• **Exercise brief**
Repeat each record exactly as written, and drop any images.
----- Data supplied
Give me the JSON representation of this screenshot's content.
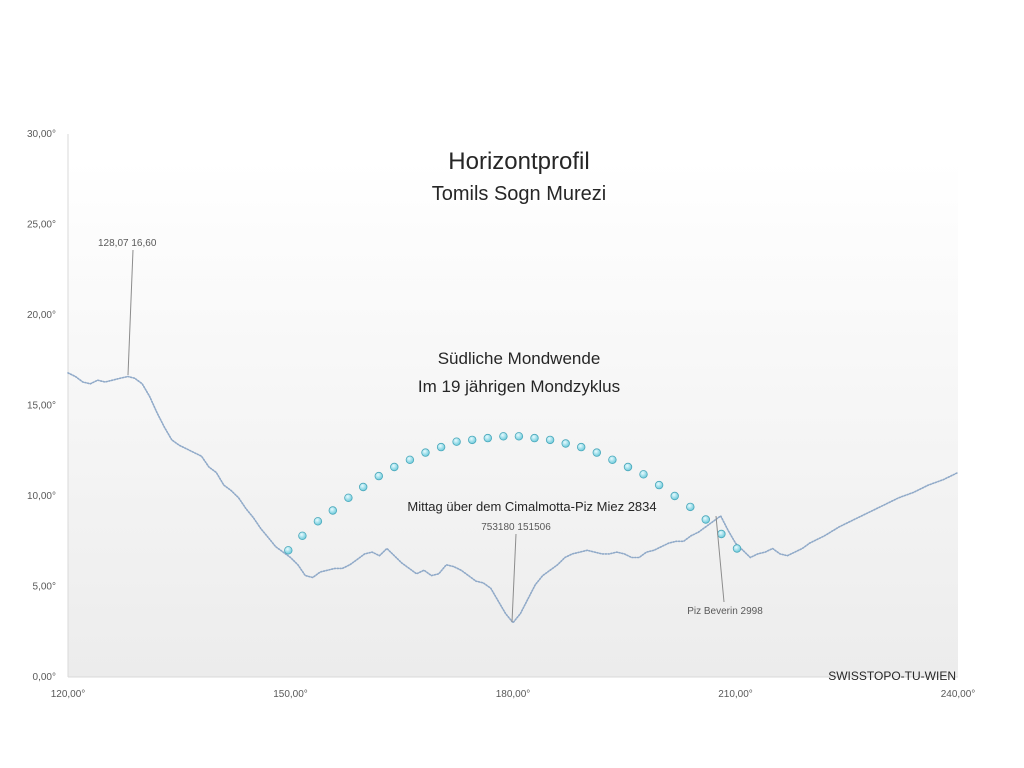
{
  "chart_data": {
    "type": "line",
    "title": "Horizontprofil",
    "subtitle": "Tomils Sogn Murezi",
    "xlim": [
      120,
      240
    ],
    "ylim": [
      0,
      30
    ],
    "x_ticks": [
      "120,00°",
      "150,00°",
      "180,00°",
      "210,00°",
      "240,00°"
    ],
    "y_ticks": [
      "0,00°",
      "5,00°",
      "10,00°",
      "15,00°",
      "20,00°",
      "25,00°",
      "30,00°"
    ],
    "grid": false,
    "series": [
      {
        "color": "#8fa9c8",
        "style": "dotted-line",
        "x": [
          120,
          121,
          122,
          123,
          124,
          125,
          126,
          127,
          128.07,
          129,
          130,
          131,
          132,
          133,
          134,
          135,
          136,
          137,
          138,
          139,
          140,
          141,
          142,
          143,
          144,
          145,
          146,
          147,
          148,
          149,
          150,
          151,
          152,
          153,
          154,
          155,
          156,
          157,
          158,
          159,
          160,
          161,
          162,
          163,
          164,
          165,
          166,
          167,
          168,
          169,
          170,
          171,
          172,
          173,
          174,
          175,
          176,
          177,
          178,
          179,
          180,
          181,
          182,
          183,
          184,
          185,
          186,
          187,
          188,
          189,
          190,
          191,
          192,
          193,
          194,
          195,
          196,
          197,
          198,
          199,
          200,
          201,
          202,
          203,
          204,
          205,
          206,
          207,
          208,
          209,
          210,
          211,
          212,
          213,
          214,
          215,
          216,
          217,
          218,
          219,
          220,
          222,
          224,
          226,
          228,
          230,
          232,
          234,
          236,
          238,
          240
        ],
        "y": [
          16.8,
          16.6,
          16.3,
          16.2,
          16.4,
          16.3,
          16.4,
          16.5,
          16.6,
          16.5,
          16.2,
          15.5,
          14.6,
          13.8,
          13.1,
          12.8,
          12.6,
          12.4,
          12.2,
          11.6,
          11.3,
          10.6,
          10.3,
          9.9,
          9.3,
          8.8,
          8.2,
          7.7,
          7.2,
          6.9,
          6.6,
          6.2,
          5.6,
          5.5,
          5.8,
          5.9,
          6.0,
          6.0,
          6.2,
          6.5,
          6.8,
          6.9,
          6.7,
          7.1,
          6.7,
          6.3,
          6.0,
          5.7,
          5.9,
          5.6,
          5.7,
          6.2,
          6.1,
          5.9,
          5.6,
          5.3,
          5.2,
          4.9,
          4.2,
          3.5,
          3.0,
          3.5,
          4.3,
          5.1,
          5.6,
          5.9,
          6.2,
          6.6,
          6.8,
          6.9,
          7.0,
          6.9,
          6.8,
          6.8,
          6.9,
          6.8,
          6.6,
          6.6,
          6.9,
          7.0,
          7.2,
          7.4,
          7.5,
          7.5,
          7.8,
          8.0,
          8.3,
          8.6,
          8.9,
          8.1,
          7.4,
          7.0,
          6.6,
          6.8,
          6.9,
          7.1,
          6.8,
          6.7,
          6.9,
          7.1,
          7.4,
          7.8,
          8.3,
          8.7,
          9.1,
          9.5,
          9.9,
          10.2,
          10.6,
          10.9,
          11.3
        ]
      },
      {
        "color": "#7fd3e0",
        "style": "markers",
        "x": [
          149.7,
          151.6,
          153.7,
          155.7,
          157.8,
          159.8,
          161.9,
          164.0,
          166.1,
          168.2,
          170.3,
          172.4,
          174.5,
          176.6,
          178.7,
          180.8,
          182.9,
          185.0,
          187.1,
          189.2,
          191.3,
          193.4,
          195.5,
          197.6,
          199.7,
          201.8,
          203.9,
          206.0,
          208.1,
          210.2
        ],
        "y": [
          7.0,
          7.8,
          8.6,
          9.2,
          9.9,
          10.5,
          11.1,
          11.6,
          12.0,
          12.4,
          12.7,
          13.0,
          13.1,
          13.2,
          13.3,
          13.3,
          13.2,
          13.1,
          12.9,
          12.7,
          12.4,
          12.0,
          11.6,
          11.2,
          10.6,
          10.0,
          9.4,
          8.7,
          7.9,
          7.1
        ]
      }
    ],
    "annotations": {
      "peak_left": "128,07 16,60",
      "moon_heading": "Südliche Mondwende",
      "moon_sub": "Im 19 jährigen Mondzyklus",
      "noon": "Mittag über dem Cimalmotta-Piz Miez 2834",
      "coords": "753180 151506",
      "piz_beverin": "Piz Beverin 2998",
      "credit": "SWISSTOPO-TU-WIEN"
    }
  }
}
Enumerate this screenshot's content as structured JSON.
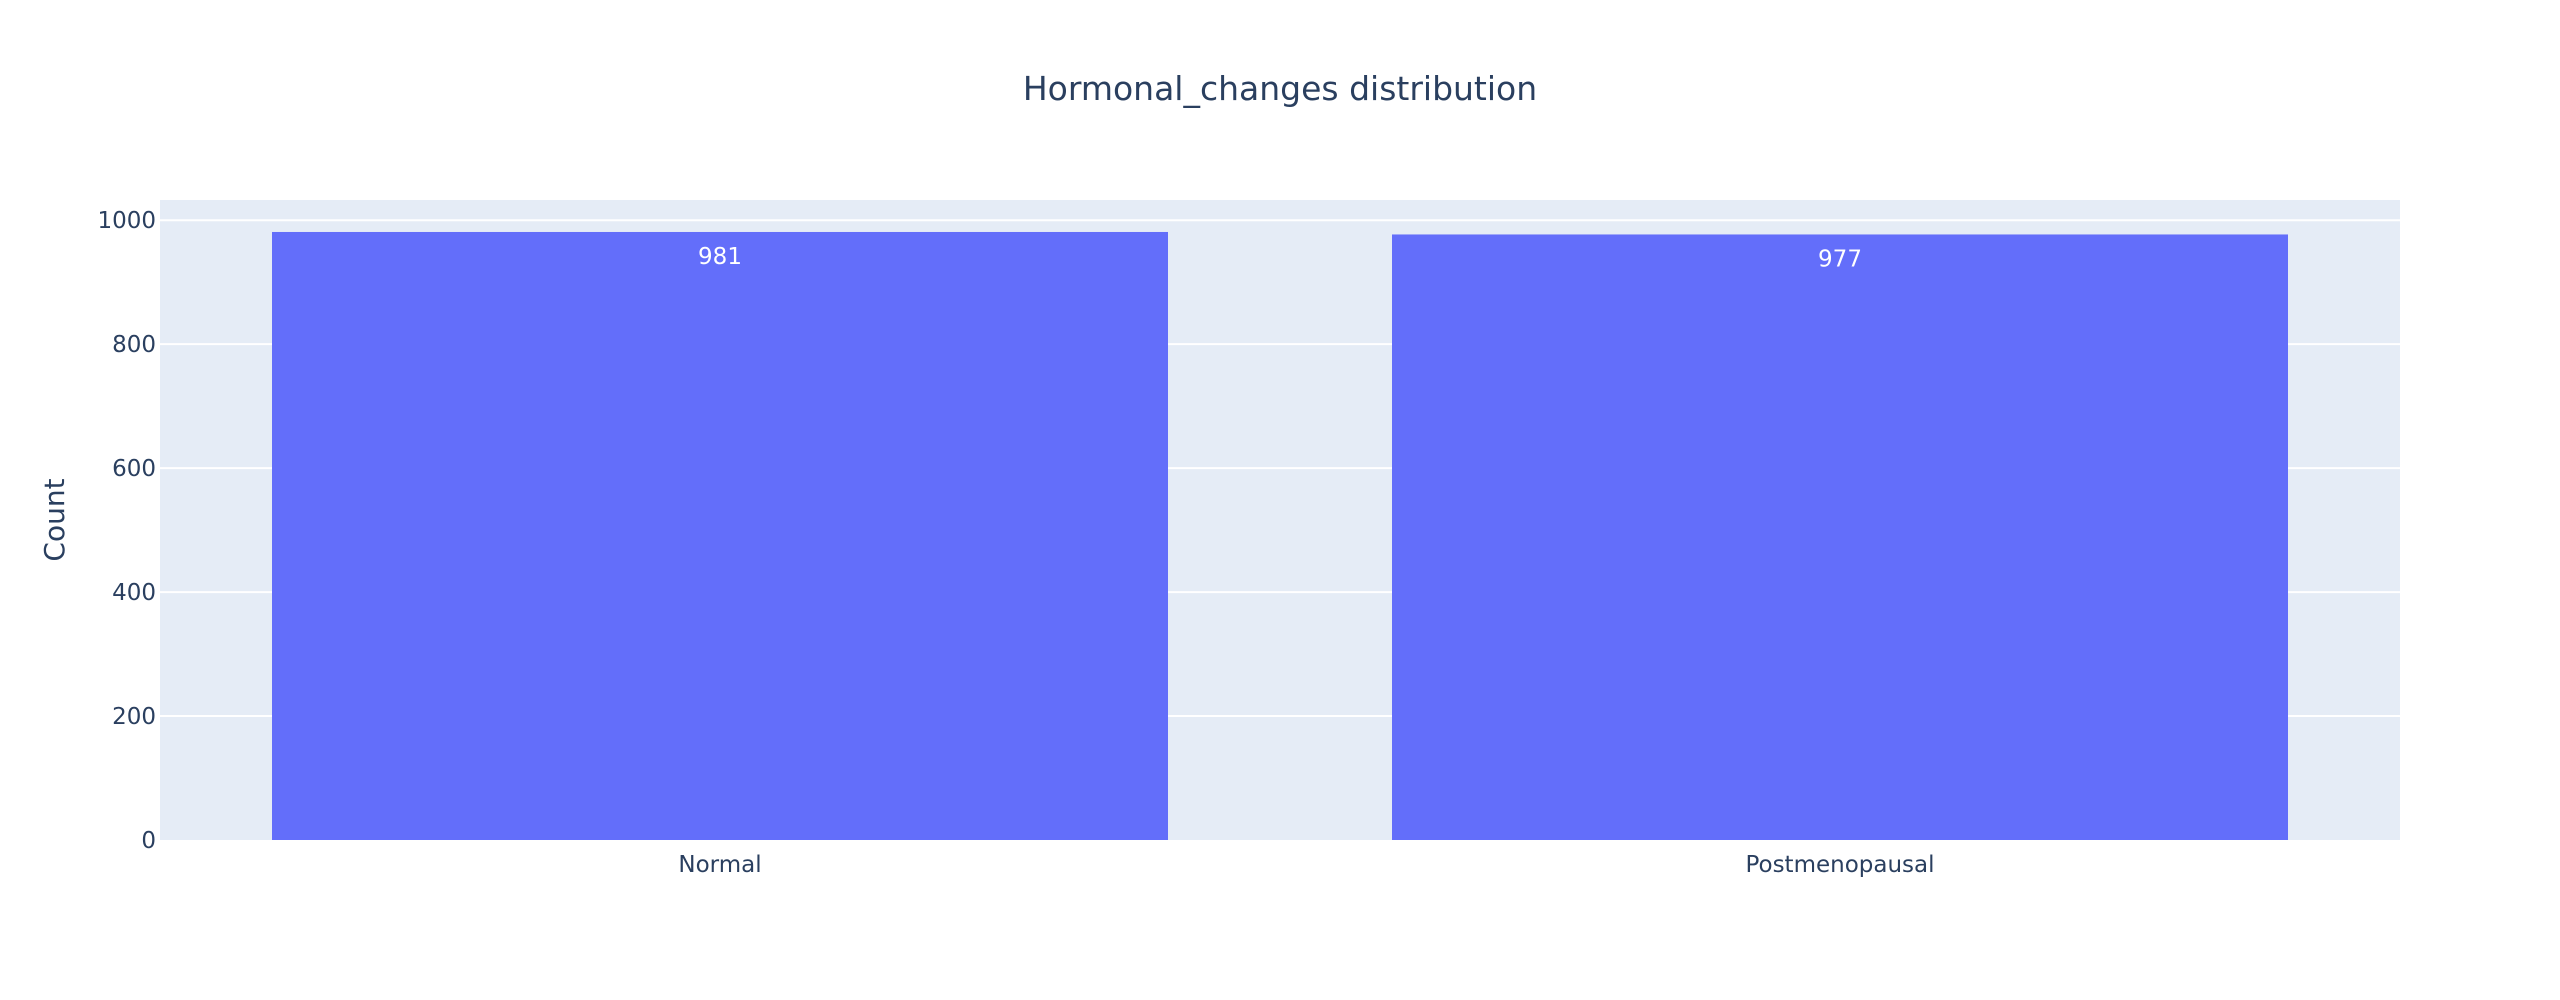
{
  "chart_data": {
    "type": "bar",
    "title": "Hormonal_changes distribution",
    "xlabel": "",
    "ylabel": "Count",
    "categories": [
      "Normal",
      "Postmenopausal"
    ],
    "values": [
      981,
      977
    ],
    "data_labels": [
      "981",
      "977"
    ],
    "y_ticks": [
      0,
      200,
      400,
      600,
      800,
      1000
    ],
    "ylim": [
      0,
      1032.6
    ],
    "grid": true,
    "legend": "none",
    "colors": {
      "bar": "#636efa",
      "plot_bg": "#e5ecf6",
      "grid": "#ffffff",
      "text": "#2a3f5f",
      "bar_label": "#ffffff"
    }
  }
}
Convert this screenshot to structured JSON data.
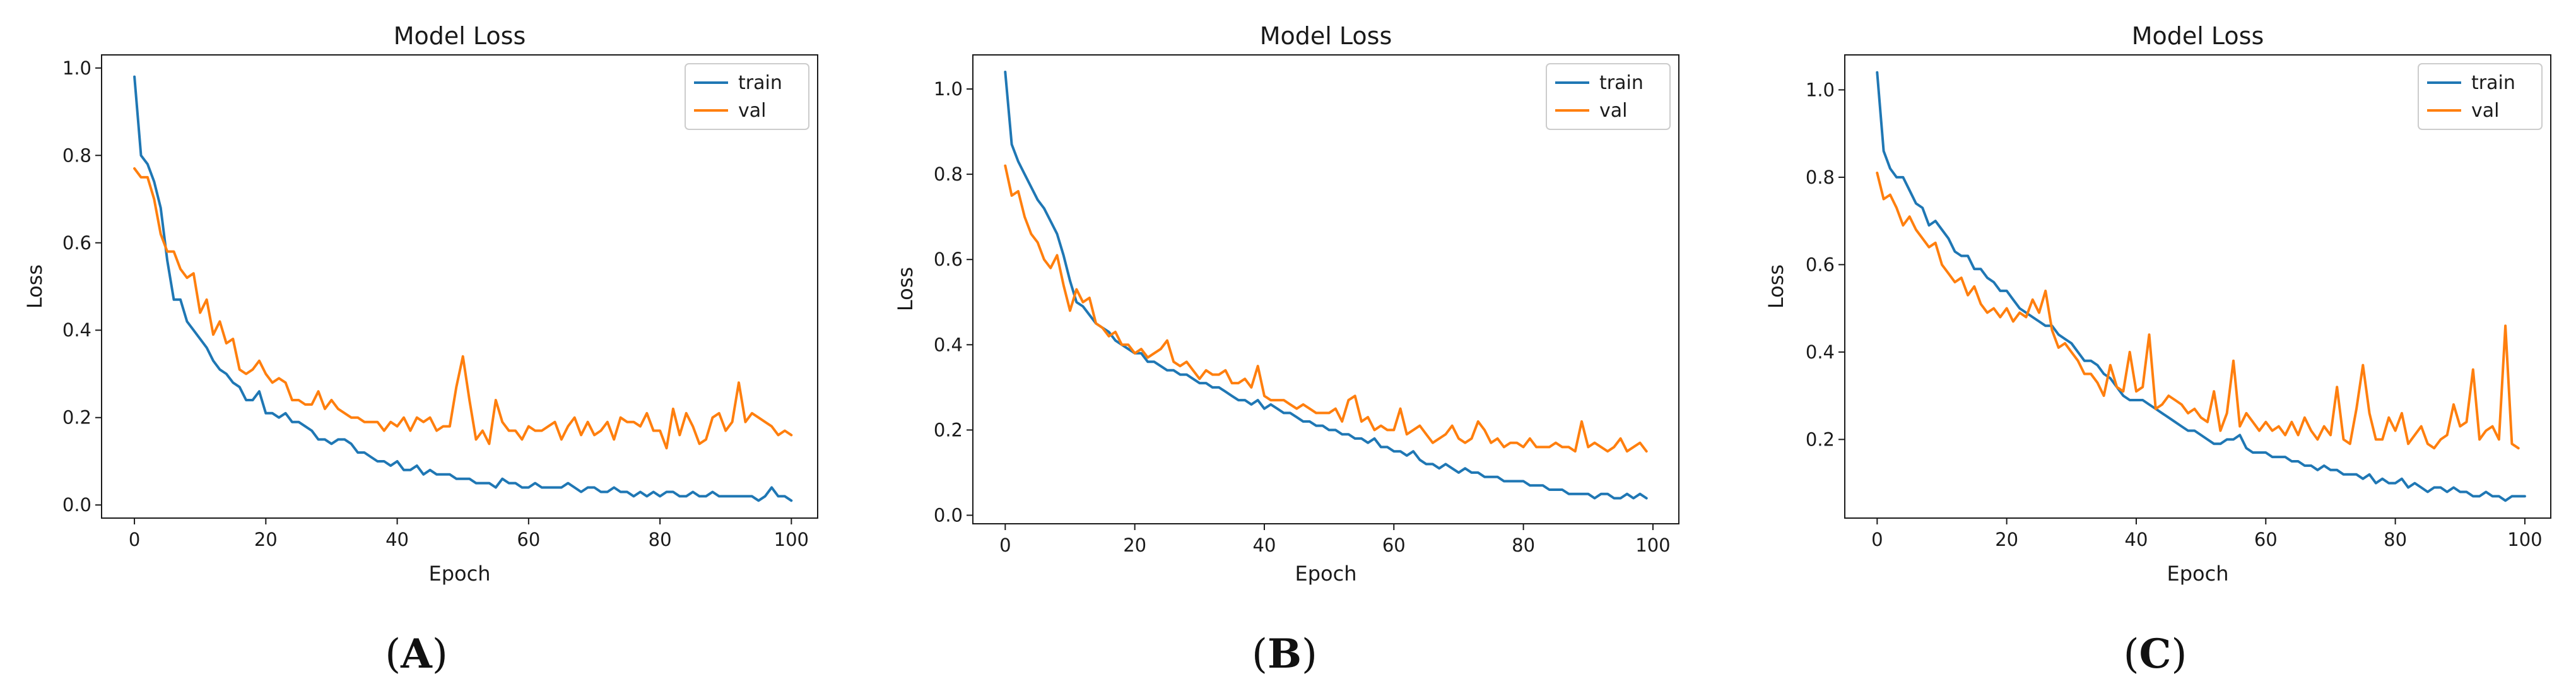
----------
• **Solution for this problem**
Give me the JSON representation of this screenshot's content.
{
  "chart_data": {
    "type": "line",
    "title": "Horizontprofil",
    "subtitle": "Tomils Sogn Murezi",
    "xlim": [
      120,
      240
    ],
    "ylim": [
      0,
      30
    ],
    "x_ticks": [
      "120,00°",
      "150,00°",
      "180,00°",
      "210,00°",
      "240,00°"
    ],
    "y_ticks": [
      "0,00°",
      "5,00°",
      "10,00°",
      "15,00°",
      "20,00°",
      "25,00°",
      "30,00°"
    ],
    "grid": false,
    "series": [
      {
        "color": "#8fa9c8",
        "style": "dotted-line",
        "x": [
          120,
          121,
          122,
          123,
          124,
          125,
          126,
          127,
          128.07,
          129,
          130,
          131,
          132,
          133,
          134,
          135,
          136,
          137,
          138,
          139,
          140,
          141,
          142,
          143,
          144,
          145,
          146,
          147,
          148,
          149,
          150,
          151,
          152,
          153,
          154,
          155,
          156,
          157,
          158,
          159,
          160,
          161,
          162,
          163,
          164,
          165,
          166,
          167,
          168,
          169,
          170,
          171,
          172,
          173,
          174,
          175,
          176,
          177,
          178,
          179,
          180,
          181,
          182,
          183,
          184,
          185,
          186,
          187,
          188,
          189,
          190,
          191,
          192,
          193,
          194,
          195,
          196,
          197,
          198,
          199,
          200,
          201,
          202,
          203,
          204,
          205,
          206,
          207,
          208,
          209,
          210,
          211,
          212,
          213,
          214,
          215,
          216,
          217,
          218,
          219,
          220,
          222,
          224,
          226,
          228,
          230,
          232,
          234,
          236,
          238,
          240
        ],
        "y": [
          16.8,
          16.6,
          16.3,
          16.2,
          16.4,
          16.3,
          16.4,
          16.5,
          16.6,
          16.5,
          16.2,
          15.5,
          14.6,
          13.8,
          13.1,
          12.8,
          12.6,
          12.4,
          12.2,
          11.6,
          11.3,
          10.6,
          10.3,
          9.9,
          9.3,
          8.8,
          8.2,
          7.7,
          7.2,
          6.9,
          6.6,
          6.2,
          5.6,
          5.5,
          5.8,
          5.9,
          6.0,
          6.0,
          6.2,
          6.5,
          6.8,
          6.9,
          6.7,
          7.1,
          6.7,
          6.3,
          6.0,
          5.7,
          5.9,
          5.6,
          5.7,
          6.2,
          6.1,
          5.9,
          5.6,
          5.3,
          5.2,
          4.9,
          4.2,
          3.5,
          3.0,
          3.5,
          4.3,
          5.1,
          5.6,
          5.9,
          6.2,
          6.6,
          6.8,
          6.9,
          7.0,
          6.9,
          6.8,
          6.8,
          6.9,
          6.8,
          6.6,
          6.6,
          6.9,
          7.0,
          7.2,
          7.4,
          7.5,
          7.5,
          7.8,
          8.0,
          8.3,
          8.6,
          8.9,
          8.1,
          7.4,
          7.0,
          6.6,
          6.8,
          6.9,
          7.1,
          6.8,
          6.7,
          6.9,
          7.1,
          7.4,
          7.8,
          8.3,
          8.7,
          9.1,
          9.5,
          9.9,
          10.2,
          10.6,
          10.9,
          11.3
        ]
      },
      {
        "color": "#7fd3e0",
        "style": "markers",
        "x": [
          149.7,
          151.6,
          153.7,
          155.7,
          157.8,
          159.8,
          161.9,
          164.0,
          166.1,
          168.2,
          170.3,
          172.4,
          174.5,
          176.6,
          178.7,
          180.8,
          182.9,
          185.0,
          187.1,
          189.2,
          191.3,
          193.4,
          195.5,
          197.6,
          199.7,
          201.8,
          203.9,
          206.0,
          208.1,
          210.2
        ],
        "y": [
          7.0,
          7.8,
          8.6,
          9.2,
          9.9,
          10.5,
          11.1,
          11.6,
          12.0,
          12.4,
          12.7,
          13.0,
          13.1,
          13.2,
          13.3,
          13.3,
          13.2,
          13.1,
          12.9,
          12.7,
          12.4,
          12.0,
          11.6,
          11.2,
          10.6,
          10.0,
          9.4,
          8.7,
          7.9,
          7.1
        ]
      }
    ],
    "annotations": {
      "peak_left": "128,07 16,60",
      "moon_heading": "Südliche Mondwende",
      "moon_sub": "Im 19 jährigen Mondzyklus",
      "noon": "Mittag über dem Cimalmotta-Piz Miez 2834",
      "coords": "753180 151506",
      "piz_beverin": "Piz Beverin 2998",
      "credit": "SWISSTOPO-TU-WIEN"
    }
  }
}
Enumerate this screenshot's content as structured JSON.
{
  "chart_data": {
    "type": "bar",
    "title": "Hormonal_changes distribution",
    "xlabel": "",
    "ylabel": "Count",
    "categories": [
      "Normal",
      "Postmenopausal"
    ],
    "values": [
      981,
      977
    ],
    "data_labels": [
      "981",
      "977"
    ],
    "y_ticks": [
      0,
      200,
      400,
      600,
      800,
      1000
    ],
    "ylim": [
      0,
      1032.6
    ],
    "grid": true,
    "legend": "none",
    "colors": {
      "bar": "#636efa",
      "plot_bg": "#e5ecf6",
      "grid": "#ffffff",
      "text": "#2a3f5f",
      "bar_label": "#ffffff"
    }
  }
}
Convert this screenshot to structured JSON data.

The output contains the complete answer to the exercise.